■ **EXERCÍCIO ESCRITO 1**: Enumere todos os comportamentos que o texto sobre a infância atribui às meninas de hoje.
■ **EXERCÍCIO ESCRITO 2**: De acordo com o texto sobre a infância, por que não era necessário que a mãe lembrasse a hora de dormir?
■ **EXERCÍCIO ESCRITO 3**: Prossiga a redação do texto sobre a infância a partir de sua última frase.

■ **TRECHO SELECIONADO**:
Eu tinha hora pra dormir, mas nem era preciso ser lembrada pela minha mãe. Brincava tanto na rua que chegava esgotada no fim do dia. Pulei tanta amarelinha, brinquei tanto de pega-pega, me sujei muito nos parquinhos e toquei tanta campainha, que não sei como as crianças dessa geração conseguem passar o dia trancadas em casa, com um tablet na mão e um controle de videogame na outra.

Seria limitado demais achar que, com tanta evolução na humanidade, os pequenos continuariam os mesmos, iguais àqueles com quem cresci. Porém, ao invés de evoluir pro bem, a meu ver, a infância tem deixado de existir. Crianças já se portam como adultos: as meninas se maquiam, andam com roupas da moda, idolatram a Miley Cyrus, têm celular e até conta no Facebook. Os meninos tem agenda social, vão à festinhas e se desdobram pra dar conta das atividades extra-curriculares.

■ **MATERIAL FORNECIDO**:

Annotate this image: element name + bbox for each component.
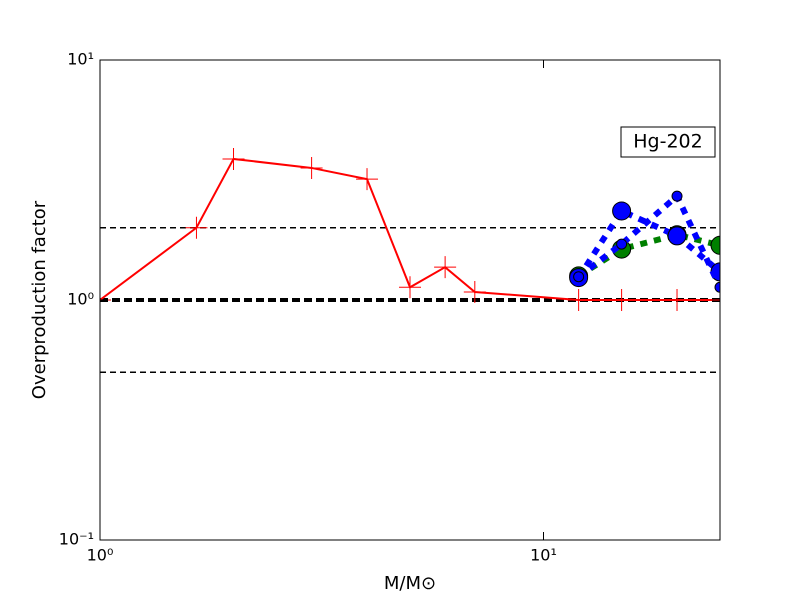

■ **RESULTADO DA TAREFA 1**: Elas se maquiam, andam com roupas da moda, idolatram a Miley Cyrus, têm celular e têm conta no Facebook.

■ **RESULTADO DA TAREFA 2**: Porque a criança brincava tanto na rua que chegava esgotada no fim do dia.

■ **RESULTADO DA TAREFA 3**:
Ninguém mais passa a tarde estudando em casa, assistindo Chaves no fim do dia, antes do banho e do jantar. Depois da escola, enfiam os pequenos no judô, no karatê, no balé, na natação, no inglês e no curso de circo. Posso estar completamente enganada, mas ainda acho que criança deve continuar sendo criança. Devemos deixar que brinquem, que se sujem, que corram e que se machuquem bastante pra que cresçam com histórias pra contar.

Hoje, pensando, cheguei à conclusão: Me tornar adulta, talvez, tenha sido a coisa mais idiota que eu fiz na vida.